## Exercise description
Every entry must be duplicated precisely as written.

— start of Task material —

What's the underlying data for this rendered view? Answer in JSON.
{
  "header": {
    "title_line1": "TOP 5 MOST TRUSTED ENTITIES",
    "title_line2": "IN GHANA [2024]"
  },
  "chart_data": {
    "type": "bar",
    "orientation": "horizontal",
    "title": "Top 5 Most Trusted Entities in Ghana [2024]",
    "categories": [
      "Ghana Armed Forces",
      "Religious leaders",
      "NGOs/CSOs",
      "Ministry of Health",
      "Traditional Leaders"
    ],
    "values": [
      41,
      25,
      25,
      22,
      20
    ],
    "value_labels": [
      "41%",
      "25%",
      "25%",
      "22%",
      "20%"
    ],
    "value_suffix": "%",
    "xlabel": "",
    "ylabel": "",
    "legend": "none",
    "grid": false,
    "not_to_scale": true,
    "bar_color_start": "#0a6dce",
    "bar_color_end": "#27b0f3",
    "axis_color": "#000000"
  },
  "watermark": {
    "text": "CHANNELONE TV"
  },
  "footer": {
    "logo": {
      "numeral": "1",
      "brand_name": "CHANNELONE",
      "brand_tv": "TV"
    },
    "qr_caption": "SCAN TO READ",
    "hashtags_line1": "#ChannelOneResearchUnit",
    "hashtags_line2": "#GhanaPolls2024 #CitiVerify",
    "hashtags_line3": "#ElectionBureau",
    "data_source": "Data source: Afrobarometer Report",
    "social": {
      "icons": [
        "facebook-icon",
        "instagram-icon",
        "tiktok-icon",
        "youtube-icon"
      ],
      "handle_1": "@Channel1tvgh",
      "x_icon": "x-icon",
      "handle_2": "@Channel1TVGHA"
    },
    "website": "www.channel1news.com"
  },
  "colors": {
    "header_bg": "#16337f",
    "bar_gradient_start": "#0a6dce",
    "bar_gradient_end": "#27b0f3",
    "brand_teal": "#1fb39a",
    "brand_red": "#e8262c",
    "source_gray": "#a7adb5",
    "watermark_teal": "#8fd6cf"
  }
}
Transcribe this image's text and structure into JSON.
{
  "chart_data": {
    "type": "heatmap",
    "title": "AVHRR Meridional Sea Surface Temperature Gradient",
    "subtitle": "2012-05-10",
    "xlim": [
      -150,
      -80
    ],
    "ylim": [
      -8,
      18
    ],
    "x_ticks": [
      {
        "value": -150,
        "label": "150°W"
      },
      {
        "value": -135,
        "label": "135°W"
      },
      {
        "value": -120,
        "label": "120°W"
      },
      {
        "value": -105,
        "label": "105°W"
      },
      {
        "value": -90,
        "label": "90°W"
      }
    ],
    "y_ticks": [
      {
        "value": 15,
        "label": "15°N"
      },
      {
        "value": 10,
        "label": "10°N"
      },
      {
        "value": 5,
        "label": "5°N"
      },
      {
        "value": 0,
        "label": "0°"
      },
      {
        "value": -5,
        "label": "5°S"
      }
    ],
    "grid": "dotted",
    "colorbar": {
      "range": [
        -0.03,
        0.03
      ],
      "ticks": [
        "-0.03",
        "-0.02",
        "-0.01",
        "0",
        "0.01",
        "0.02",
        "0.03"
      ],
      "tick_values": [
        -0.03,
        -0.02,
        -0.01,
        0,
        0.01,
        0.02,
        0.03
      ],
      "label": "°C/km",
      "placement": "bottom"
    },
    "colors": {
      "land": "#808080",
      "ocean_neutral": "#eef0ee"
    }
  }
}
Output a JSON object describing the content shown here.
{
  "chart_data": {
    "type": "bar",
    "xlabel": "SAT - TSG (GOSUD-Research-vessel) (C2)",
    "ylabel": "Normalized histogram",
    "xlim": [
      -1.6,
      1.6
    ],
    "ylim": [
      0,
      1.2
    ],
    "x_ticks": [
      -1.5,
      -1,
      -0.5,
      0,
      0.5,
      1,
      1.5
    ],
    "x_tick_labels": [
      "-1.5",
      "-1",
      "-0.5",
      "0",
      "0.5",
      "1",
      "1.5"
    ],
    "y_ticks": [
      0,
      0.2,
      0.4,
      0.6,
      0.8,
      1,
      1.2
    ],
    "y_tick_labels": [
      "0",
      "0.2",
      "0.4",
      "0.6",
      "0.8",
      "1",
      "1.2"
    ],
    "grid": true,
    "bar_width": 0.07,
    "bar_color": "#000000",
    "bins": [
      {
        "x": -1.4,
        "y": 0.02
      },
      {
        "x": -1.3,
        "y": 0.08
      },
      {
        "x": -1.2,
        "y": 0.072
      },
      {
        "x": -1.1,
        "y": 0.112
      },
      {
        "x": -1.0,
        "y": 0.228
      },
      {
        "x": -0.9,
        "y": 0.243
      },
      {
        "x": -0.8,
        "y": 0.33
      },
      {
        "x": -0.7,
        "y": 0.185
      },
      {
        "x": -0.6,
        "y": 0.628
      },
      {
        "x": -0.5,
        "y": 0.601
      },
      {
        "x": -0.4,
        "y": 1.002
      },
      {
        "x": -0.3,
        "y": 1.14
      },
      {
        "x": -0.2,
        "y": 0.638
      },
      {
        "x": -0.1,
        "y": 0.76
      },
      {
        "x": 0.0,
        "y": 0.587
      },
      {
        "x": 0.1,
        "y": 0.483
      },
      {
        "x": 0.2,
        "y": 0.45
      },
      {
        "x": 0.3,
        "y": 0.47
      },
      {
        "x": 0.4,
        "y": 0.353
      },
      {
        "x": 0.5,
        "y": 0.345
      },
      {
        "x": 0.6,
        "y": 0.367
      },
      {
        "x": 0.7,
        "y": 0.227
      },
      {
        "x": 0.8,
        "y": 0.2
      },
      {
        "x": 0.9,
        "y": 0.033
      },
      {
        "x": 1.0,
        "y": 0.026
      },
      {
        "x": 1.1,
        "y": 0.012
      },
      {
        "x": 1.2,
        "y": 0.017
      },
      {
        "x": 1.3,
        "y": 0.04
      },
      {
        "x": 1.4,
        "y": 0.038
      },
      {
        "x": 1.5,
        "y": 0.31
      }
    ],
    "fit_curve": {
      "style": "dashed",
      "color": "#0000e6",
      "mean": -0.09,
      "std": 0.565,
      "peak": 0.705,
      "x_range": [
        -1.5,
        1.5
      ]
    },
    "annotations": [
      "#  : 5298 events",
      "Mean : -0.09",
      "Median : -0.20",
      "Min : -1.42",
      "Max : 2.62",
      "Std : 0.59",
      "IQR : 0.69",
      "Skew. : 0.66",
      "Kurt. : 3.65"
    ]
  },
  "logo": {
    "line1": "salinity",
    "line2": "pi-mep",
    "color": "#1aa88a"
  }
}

— end of Task material —

## Solved exercise
What's the underlying data for this rendered view? Answer in JSON.
{
  "header": {
    "title_line1": "TOP 5 MOST TRUSTED ENTITIES",
    "title_line2": "IN GHANA [2024]"
  },
  "chart_data": {
    "type": "bar",
    "orientation": "horizontal",
    "title": "Top 5 Most Trusted Entities in Ghana [2024]",
    "categories": [
      "Ghana Armed Forces",
      "Religious leaders",
      "NGOs/CSOs",
      "Ministry of Health",
      "Traditional Leaders"
    ],
    "values": [
      41,
      25,
      25,
      22,
      20
    ],
    "value_labels": [
      "41%",
      "25%",
      "25%",
      "22%",
      "20%"
    ],
    "value_suffix": "%",
    "xlabel": "",
    "ylabel": "",
    "legend": "none",
    "grid": false,
    "not_to_scale": true,
    "bar_color_start": "#0a6dce",
    "bar_color_end": "#27b0f3",
    "axis_color": "#000000"
  },
  "watermark": {
    "text": "CHANNELONE TV"
  },
  "footer": {
    "logo": {
      "numeral": "1",
      "brand_name": "CHANNELONE",
      "brand_tv": "TV"
    },
    "qr_caption": "SCAN TO READ",
    "hashtags_line1": "#ChannelOneResearchUnit",
    "hashtags_line2": "#GhanaPolls2024 #CitiVerify",
    "hashtags_line3": "#ElectionBureau",
    "data_source": "Data source: Afrobarometer Report",
    "social": {
      "icons": [
        "facebook-icon",
        "instagram-icon",
        "tiktok-icon",
        "youtube-icon"
      ],
      "handle_1": "@Channel1tvgh",
      "x_icon": "x-icon",
      "handle_2": "@Channel1TVGHA"
    },
    "website": "www.channel1news.com"
  },
  "colors": {
    "header_bg": "#16337f",
    "bar_gradient_start": "#0a6dce",
    "bar_gradient_end": "#27b0f3",
    "brand_teal": "#1fb39a",
    "brand_red": "#e8262c",
    "source_gray": "#a7adb5",
    "watermark_teal": "#8fd6cf"
  }
}
Transcribe this image's text and structure into JSON.
{
  "chart_data": {
    "type": "heatmap",
    "title": "AVHRR Meridional Sea Surface Temperature Gradient",
    "subtitle": "2012-05-10",
    "xlim": [
      -150,
      -80
    ],
    "ylim": [
      -8,
      18
    ],
    "x_ticks": [
      {
        "value": -150,
        "label": "150°W"
      },
      {
        "value": -135,
        "label": "135°W"
      },
      {
        "value": -120,
        "label": "120°W"
      },
      {
        "value": -105,
        "label": "105°W"
      },
      {
        "value": -90,
        "label": "90°W"
      }
    ],
    "y_ticks": [
      {
        "value": 15,
        "label": "15°N"
      },
      {
        "value": 10,
        "label": "10°N"
      },
      {
        "value": 5,
        "label": "5°N"
      },
      {
        "value": 0,
        "label": "0°"
      },
      {
        "value": -5,
        "label": "5°S"
      }
    ],
    "grid": "dotted",
    "colorbar": {
      "range": [
        -0.03,
        0.03
      ],
      "ticks": [
        "-0.03",
        "-0.02",
        "-0.01",
        "0",
        "0.01",
        "0.02",
        "0.03"
      ],
      "tick_values": [
        -0.03,
        -0.02,
        -0.01,
        0,
        0.01,
        0.02,
        0.03
      ],
      "label": "°C/km",
      "placement": "bottom"
    },
    "colors": {
      "land": "#808080",
      "ocean_neutral": "#eef0ee"
    }
  }
}
Output a JSON object describing the content shown here.
{
  "chart_data": {
    "type": "bar",
    "xlabel": "SAT - TSG (GOSUD-Research-vessel) (C2)",
    "ylabel": "Normalized histogram",
    "xlim": [
      -1.6,
      1.6
    ],
    "ylim": [
      0,
      1.2
    ],
    "x_ticks": [
      -1.5,
      -1,
      -0.5,
      0,
      0.5,
      1,
      1.5
    ],
    "x_tick_labels": [
      "-1.5",
      "-1",
      "-0.5",
      "0",
      "0.5",
      "1",
      "1.5"
    ],
    "y_ticks": [
      0,
      0.2,
      0.4,
      0.6,
      0.8,
      1,
      1.2
    ],
    "y_tick_labels": [
      "0",
      "0.2",
      "0.4",
      "0.6",
      "0.8",
      "1",
      "1.2"
    ],
    "grid": true,
    "bar_width": 0.07,
    "bar_color": "#000000",
    "bins": [
      {
        "x": -1.4,
        "y": 0.02
      },
      {
        "x": -1.3,
        "y": 0.08
      },
      {
        "x": -1.2,
        "y": 0.072
      },
      {
        "x": -1.1,
        "y": 0.112
      },
      {
        "x": -1.0,
        "y": 0.228
      },
      {
        "x": -0.9,
        "y": 0.243
      },
      {
        "x": -0.8,
        "y": 0.33
      },
      {
        "x": -0.7,
        "y": 0.185
      },
      {
        "x": -0.6,
        "y": 0.628
      },
      {
        "x": -0.5,
        "y": 0.601
      },
      {
        "x": -0.4,
        "y": 1.002
      },
      {
        "x": -0.3,
        "y": 1.14
      },
      {
        "x": -0.2,
        "y": 0.638
      },
      {
        "x": -0.1,
        "y": 0.76
      },
      {
        "x": 0.0,
        "y": 0.587
      },
      {
        "x": 0.1,
        "y": 0.483
      },
      {
        "x": 0.2,
        "y": 0.45
      },
      {
        "x": 0.3,
        "y": 0.47
      },
      {
        "x": 0.4,
        "y": 0.353
      },
      {
        "x": 0.5,
        "y": 0.345
      },
      {
        "x": 0.6,
        "y": 0.367
      },
      {
        "x": 0.7,
        "y": 0.227
      },
      {
        "x": 0.8,
        "y": 0.2
      },
      {
        "x": 0.9,
        "y": 0.033
      },
      {
        "x": 1.0,
        "y": 0.026
      },
      {
        "x": 1.1,
        "y": 0.012
      },
      {
        "x": 1.2,
        "y": 0.017
      },
      {
        "x": 1.3,
        "y": 0.04
      },
      {
        "x": 1.4,
        "y": 0.038
      },
      {
        "x": 1.5,
        "y": 0.31
      }
    ],
    "fit_curve": {
      "style": "dashed",
      "color": "#0000e6",
      "mean": -0.09,
      "std": 0.565,
      "peak": 0.705,
      "x_range": [
        -1.5,
        1.5
      ]
    },
    "annotations": [
      "#  : 5298 events",
      "Mean : -0.09",
      "Median : -0.20",
      "Min : -1.42",
      "Max : 2.62",
      "Std : 0.59",
      "IQR : 0.69",
      "Skew. : 0.66",
      "Kurt. : 3.65"
    ]
  },
  "logo": {
    "line1": "salinity",
    "line2": "pi-mep",
    "color": "#1aa88a"
  }
}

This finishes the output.